**Extracted text**
============================================================

“Sometimes, I think my students believe that I eat and sleep in the school, never leaving.”
-my mother, on being a teacher
There is likely no other profession that exemplifies the difficulty of seeing another person beyond their career, or role in society, than teaching. My mother often jokes about this, well aware that her students don’t see her as a person, with a life outside of the classroom’s four walls. The one time I visited her, she said, was the first time that any of her students began to see her as a person who teaches, rather than simply their teacher.
We all do this, even with our own family members.
I remember exactly when I recognized my father’s mother as someone other than my grandmother. She was clearing out her attic, and left out her high school yearbook for my brother and I to peruse. Flipping to her senior portrait, I saw that she had been the president or some sort of officer in at least six different clubs. She graduated at the top of her class. The page with her picture was littered with so many autographs that I could barely make out the photographs of her classmates on the same page. And in her picture, she was so pretty.
In that moment, I realized that this woman was the popular high school socialite, the single mother who raised both my father and aunt following her husband’s death, and the proud grandmother to my brother and me.
“If it has to be like that, then I wish I never had any memories.”
-Isla to Nina on losing her memories, Plastic Memories, episode 1
The first episode of Plastic Memories delves into this idea of one’s role in another’s life, and how varying others recognize that same person, through the Giftia androids that are seemingly ubiquitous in its science fiction setting. Tsukasa Mizugaki is a wet-behind-the-ears newbie, tasked with the ghoulish job of retrieving memories of Giftia models nearing their nine year lifespan. It’s a setup ripe for emotional drama and social commentary – especially with how corporate everything is – and while parts felt forced, Plastic Memories succeeded in navigating the tricky space between memory and perception.

============================================================

**Material provided**

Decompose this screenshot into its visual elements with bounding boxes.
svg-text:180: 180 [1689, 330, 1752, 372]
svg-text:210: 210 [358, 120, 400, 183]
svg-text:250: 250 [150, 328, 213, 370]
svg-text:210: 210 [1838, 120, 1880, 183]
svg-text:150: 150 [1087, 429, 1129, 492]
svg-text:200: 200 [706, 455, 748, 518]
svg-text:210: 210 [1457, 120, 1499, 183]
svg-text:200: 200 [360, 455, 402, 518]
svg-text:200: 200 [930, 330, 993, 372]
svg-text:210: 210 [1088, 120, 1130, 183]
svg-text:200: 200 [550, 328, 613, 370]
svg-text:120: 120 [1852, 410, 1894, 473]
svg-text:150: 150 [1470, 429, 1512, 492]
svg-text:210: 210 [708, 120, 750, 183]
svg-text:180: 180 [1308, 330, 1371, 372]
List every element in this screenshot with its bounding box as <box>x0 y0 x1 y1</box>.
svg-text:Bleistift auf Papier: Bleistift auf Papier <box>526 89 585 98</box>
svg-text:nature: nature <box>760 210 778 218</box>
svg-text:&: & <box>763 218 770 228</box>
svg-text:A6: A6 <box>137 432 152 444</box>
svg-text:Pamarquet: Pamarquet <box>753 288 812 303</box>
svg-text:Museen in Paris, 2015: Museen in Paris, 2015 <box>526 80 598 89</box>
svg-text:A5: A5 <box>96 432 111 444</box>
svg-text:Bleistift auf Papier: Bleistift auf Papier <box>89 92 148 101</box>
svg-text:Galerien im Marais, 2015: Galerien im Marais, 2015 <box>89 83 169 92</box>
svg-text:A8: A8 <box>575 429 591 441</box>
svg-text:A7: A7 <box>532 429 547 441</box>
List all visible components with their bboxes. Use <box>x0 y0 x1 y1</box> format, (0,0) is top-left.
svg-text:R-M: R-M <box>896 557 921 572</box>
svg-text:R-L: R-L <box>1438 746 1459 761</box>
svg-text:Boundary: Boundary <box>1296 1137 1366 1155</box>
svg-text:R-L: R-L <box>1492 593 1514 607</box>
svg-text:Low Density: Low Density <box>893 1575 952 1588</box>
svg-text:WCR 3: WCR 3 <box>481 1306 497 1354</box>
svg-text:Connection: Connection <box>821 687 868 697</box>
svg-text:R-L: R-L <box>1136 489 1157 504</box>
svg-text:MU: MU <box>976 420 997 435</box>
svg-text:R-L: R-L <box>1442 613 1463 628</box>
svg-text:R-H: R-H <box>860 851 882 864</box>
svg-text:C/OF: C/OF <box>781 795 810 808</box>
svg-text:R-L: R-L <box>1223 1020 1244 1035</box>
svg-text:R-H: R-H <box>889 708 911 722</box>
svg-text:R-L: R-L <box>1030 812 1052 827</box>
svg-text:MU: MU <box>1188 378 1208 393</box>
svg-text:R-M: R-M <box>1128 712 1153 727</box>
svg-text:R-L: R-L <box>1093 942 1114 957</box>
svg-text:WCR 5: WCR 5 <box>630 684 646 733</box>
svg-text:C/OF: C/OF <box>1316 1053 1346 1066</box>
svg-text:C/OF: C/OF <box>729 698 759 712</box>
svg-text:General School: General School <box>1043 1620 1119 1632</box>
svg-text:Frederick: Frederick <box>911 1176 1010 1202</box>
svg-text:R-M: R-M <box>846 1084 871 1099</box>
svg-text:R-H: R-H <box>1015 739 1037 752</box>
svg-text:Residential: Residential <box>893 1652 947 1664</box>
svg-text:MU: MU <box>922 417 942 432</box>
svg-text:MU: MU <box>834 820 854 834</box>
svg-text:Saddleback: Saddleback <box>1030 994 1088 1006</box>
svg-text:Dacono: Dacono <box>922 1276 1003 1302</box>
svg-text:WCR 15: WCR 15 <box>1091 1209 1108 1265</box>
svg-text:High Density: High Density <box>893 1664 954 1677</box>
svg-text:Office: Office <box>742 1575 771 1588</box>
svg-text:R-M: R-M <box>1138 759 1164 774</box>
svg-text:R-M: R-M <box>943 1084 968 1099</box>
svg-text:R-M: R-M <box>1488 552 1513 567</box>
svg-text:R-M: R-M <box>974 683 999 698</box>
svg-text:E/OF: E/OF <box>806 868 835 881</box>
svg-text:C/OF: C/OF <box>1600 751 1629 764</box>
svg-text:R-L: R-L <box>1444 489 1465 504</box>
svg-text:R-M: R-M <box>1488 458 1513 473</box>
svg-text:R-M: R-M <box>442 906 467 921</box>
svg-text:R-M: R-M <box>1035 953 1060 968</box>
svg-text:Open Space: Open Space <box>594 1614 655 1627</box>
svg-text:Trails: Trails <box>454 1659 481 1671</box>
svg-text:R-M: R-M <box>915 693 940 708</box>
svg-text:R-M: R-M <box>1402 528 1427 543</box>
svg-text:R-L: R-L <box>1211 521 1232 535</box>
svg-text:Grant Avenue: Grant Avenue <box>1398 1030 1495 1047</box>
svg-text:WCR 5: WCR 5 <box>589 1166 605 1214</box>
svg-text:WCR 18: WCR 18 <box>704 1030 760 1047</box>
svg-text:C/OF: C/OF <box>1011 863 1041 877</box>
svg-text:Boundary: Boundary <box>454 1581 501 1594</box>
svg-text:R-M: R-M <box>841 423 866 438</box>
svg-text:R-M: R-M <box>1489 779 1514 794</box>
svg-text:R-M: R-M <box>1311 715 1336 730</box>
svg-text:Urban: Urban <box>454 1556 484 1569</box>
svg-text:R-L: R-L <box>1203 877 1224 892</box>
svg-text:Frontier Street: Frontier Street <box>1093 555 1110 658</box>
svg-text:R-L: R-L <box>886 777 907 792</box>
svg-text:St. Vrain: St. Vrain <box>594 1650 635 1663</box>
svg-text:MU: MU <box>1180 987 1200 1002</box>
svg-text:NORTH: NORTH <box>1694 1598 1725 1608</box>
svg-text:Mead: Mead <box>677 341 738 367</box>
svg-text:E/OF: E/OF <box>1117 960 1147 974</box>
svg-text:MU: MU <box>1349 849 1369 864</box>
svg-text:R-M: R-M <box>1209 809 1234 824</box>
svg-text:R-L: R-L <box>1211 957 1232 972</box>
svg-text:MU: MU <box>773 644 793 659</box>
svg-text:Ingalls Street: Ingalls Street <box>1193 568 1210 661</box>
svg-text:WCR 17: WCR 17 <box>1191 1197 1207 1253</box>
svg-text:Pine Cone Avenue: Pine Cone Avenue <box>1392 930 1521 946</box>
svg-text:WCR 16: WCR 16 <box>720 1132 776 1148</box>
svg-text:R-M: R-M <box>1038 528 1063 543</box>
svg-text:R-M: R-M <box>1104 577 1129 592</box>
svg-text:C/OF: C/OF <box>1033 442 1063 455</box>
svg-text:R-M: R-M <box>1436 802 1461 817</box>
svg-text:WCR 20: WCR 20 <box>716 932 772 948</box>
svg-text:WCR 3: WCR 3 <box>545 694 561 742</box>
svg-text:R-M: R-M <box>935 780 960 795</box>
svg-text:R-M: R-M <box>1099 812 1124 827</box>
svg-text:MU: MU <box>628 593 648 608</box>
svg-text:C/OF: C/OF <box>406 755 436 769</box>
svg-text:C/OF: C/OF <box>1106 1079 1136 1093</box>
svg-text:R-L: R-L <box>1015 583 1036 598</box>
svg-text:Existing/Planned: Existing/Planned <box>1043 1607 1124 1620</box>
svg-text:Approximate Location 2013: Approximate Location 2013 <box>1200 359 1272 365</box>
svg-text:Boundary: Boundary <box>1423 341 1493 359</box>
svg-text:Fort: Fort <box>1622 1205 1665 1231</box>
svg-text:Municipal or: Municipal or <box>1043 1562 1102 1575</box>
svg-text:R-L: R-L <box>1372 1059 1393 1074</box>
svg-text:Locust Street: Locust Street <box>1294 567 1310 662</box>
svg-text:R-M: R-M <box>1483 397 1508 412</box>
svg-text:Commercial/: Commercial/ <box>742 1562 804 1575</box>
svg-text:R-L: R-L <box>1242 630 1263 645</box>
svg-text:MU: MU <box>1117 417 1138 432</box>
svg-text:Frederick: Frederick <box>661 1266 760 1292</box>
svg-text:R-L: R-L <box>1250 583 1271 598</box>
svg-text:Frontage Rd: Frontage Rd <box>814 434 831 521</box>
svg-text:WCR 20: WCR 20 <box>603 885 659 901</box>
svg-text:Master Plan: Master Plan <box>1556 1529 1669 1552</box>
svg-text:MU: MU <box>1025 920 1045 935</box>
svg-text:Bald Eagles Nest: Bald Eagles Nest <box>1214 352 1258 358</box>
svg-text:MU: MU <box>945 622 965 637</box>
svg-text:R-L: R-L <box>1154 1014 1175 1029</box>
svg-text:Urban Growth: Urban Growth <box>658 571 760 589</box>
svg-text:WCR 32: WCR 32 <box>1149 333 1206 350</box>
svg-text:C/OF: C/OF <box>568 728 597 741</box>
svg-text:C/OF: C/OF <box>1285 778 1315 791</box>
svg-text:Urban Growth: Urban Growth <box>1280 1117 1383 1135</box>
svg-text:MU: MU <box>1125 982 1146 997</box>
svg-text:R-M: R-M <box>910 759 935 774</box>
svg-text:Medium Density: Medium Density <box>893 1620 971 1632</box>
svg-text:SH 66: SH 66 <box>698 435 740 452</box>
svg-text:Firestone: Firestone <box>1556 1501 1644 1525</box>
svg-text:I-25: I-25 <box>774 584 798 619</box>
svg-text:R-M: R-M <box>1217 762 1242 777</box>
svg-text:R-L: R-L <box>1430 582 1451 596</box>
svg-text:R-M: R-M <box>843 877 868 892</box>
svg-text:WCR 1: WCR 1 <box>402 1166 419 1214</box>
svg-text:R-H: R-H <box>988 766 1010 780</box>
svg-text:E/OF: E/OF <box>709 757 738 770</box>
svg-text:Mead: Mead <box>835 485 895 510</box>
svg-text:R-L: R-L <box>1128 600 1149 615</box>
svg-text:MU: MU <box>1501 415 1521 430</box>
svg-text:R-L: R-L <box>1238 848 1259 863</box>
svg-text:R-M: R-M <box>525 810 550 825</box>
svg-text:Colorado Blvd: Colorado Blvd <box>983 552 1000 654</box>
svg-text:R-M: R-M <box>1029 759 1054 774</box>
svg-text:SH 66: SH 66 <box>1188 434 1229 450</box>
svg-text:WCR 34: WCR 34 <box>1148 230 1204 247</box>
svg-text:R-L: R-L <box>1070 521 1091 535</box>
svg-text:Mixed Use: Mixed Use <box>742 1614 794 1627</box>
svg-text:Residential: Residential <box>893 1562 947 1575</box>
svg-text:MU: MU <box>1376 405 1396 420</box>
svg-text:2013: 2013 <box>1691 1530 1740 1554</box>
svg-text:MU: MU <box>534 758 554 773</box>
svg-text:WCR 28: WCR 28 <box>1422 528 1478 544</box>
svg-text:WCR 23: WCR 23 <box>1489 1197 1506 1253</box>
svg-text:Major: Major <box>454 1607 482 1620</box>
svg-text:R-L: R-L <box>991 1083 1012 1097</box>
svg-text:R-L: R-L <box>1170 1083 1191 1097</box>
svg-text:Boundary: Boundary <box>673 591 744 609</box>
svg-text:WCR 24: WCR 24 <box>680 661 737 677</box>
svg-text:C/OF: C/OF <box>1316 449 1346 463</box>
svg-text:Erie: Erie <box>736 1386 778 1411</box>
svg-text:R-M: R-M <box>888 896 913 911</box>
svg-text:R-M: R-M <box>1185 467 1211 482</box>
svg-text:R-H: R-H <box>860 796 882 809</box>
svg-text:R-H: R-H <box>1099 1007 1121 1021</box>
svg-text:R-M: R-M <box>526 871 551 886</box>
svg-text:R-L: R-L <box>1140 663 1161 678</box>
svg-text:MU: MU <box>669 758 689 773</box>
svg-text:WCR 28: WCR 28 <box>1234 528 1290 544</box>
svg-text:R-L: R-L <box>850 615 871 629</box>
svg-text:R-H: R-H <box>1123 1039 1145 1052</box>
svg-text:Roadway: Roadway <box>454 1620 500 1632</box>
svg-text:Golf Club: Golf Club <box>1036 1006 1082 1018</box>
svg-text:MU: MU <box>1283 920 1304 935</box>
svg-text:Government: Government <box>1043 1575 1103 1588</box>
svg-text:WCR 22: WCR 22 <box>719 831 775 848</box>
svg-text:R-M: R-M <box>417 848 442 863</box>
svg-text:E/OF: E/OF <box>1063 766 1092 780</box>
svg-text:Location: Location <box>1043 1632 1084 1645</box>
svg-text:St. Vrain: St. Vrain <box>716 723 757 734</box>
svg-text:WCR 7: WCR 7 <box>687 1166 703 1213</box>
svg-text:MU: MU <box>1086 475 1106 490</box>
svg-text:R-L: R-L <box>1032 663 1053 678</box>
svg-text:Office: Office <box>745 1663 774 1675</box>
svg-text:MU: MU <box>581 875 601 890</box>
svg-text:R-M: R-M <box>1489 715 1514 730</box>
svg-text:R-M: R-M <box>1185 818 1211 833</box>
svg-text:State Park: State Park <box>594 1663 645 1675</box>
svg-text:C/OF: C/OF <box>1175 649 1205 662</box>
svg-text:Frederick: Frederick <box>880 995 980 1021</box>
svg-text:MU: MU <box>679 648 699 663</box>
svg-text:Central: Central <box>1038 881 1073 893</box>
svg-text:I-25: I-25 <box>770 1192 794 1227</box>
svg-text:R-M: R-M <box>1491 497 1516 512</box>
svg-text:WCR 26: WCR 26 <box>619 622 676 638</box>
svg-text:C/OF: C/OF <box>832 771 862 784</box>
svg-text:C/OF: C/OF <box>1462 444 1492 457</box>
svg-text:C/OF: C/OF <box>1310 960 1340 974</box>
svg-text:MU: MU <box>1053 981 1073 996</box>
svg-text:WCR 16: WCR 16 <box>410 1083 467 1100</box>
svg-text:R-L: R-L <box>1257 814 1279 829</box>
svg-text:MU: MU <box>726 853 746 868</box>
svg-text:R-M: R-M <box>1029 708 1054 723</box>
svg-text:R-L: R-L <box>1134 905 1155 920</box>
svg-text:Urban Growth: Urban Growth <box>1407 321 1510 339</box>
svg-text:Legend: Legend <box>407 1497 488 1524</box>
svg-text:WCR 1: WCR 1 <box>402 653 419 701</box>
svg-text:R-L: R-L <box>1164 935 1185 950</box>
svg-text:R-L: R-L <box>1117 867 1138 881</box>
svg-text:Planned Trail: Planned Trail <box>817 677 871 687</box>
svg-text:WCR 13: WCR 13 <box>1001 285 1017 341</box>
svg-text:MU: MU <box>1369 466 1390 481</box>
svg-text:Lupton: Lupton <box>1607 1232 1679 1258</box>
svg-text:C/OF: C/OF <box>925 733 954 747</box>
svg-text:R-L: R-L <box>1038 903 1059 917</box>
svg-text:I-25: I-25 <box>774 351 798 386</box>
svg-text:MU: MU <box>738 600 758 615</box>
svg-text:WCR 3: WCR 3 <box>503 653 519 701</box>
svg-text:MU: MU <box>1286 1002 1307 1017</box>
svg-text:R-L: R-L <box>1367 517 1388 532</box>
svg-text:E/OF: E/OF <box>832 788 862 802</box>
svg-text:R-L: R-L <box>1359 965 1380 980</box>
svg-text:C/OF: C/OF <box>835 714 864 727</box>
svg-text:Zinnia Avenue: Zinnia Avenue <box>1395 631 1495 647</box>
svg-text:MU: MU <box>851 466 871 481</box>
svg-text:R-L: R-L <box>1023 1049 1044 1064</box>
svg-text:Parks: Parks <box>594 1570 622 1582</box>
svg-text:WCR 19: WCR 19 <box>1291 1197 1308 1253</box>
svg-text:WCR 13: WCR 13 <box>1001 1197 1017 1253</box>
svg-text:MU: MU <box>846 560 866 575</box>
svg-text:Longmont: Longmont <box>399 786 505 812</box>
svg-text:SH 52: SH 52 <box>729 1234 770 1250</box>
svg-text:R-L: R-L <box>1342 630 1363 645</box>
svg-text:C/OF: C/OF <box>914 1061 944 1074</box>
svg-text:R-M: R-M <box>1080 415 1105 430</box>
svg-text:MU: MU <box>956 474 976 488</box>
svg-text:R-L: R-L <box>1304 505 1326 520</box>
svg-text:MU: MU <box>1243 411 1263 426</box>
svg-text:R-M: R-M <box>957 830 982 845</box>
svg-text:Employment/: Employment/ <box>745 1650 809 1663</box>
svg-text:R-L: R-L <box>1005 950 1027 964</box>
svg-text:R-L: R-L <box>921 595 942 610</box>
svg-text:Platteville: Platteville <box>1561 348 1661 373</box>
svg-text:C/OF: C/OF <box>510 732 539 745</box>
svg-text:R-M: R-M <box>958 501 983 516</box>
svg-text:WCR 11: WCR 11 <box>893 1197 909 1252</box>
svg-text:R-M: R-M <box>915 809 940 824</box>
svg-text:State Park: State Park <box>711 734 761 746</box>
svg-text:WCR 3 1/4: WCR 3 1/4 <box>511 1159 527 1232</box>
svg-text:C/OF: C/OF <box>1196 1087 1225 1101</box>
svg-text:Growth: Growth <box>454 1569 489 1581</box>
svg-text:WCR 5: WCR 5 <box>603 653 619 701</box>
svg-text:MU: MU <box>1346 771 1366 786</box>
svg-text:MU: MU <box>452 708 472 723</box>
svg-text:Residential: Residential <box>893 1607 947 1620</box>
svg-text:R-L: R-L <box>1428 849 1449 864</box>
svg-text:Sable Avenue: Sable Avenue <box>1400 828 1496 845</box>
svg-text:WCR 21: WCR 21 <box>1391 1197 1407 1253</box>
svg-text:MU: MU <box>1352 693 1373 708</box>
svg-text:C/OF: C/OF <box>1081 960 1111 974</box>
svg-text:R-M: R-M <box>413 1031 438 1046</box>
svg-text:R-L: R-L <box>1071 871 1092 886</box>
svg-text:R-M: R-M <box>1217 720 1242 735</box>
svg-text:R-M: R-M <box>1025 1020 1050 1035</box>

============================================================

**Problems to work on**
- a) Answer each of these from the Plastic Memories post:
(i) In how many clubs, at least, was the grandmother the president or some sort of officer?
(ii) What job is Tsukasa Mizugaki given?
(iii) To whom does Isla say, "If it has to be like that, then I wish I never had any memories"?
- b) Write the next part of the Plastic Memories post, picking up after its last paragraph.

**Results of the tasks**
- a)
(i) At least six.
(ii) Retrieving the memories of Giftia models nearing their nine-year lifespan.
(iii) Nina.

- b)
Tsukasa and his Giftia partner Isla’s first order of business is to retrieve Nina, a model who is about to expire, from a woman named Chizu Shirohana. It is abundantly clear to both us viewers and Tsukasa just how close Nina and her surrogate grandmother have become, in spite of Nina not only lacking relation by blood, but also being an android. What matters is not only the role that Nina plays in Chizu’s life as her granddaughter, but the genuine relationship that the two have developed.
“The truth is, I wish I could say goodbye to her with a smile.”
-Nina, to Isla, Plastic Memories, episode 1
When speaking of her grandmother, Nina tells Isla that she is unsure whether she is afraid to lose her memories or not. However the fact that she would lose them, and her personality, would surely affect Chizu, and Nina doesn’t want that. This is why she is so willing to be taken by Isla and Tsukasa, and in hearing these words, why Chizu eventually acquiesces to letting go.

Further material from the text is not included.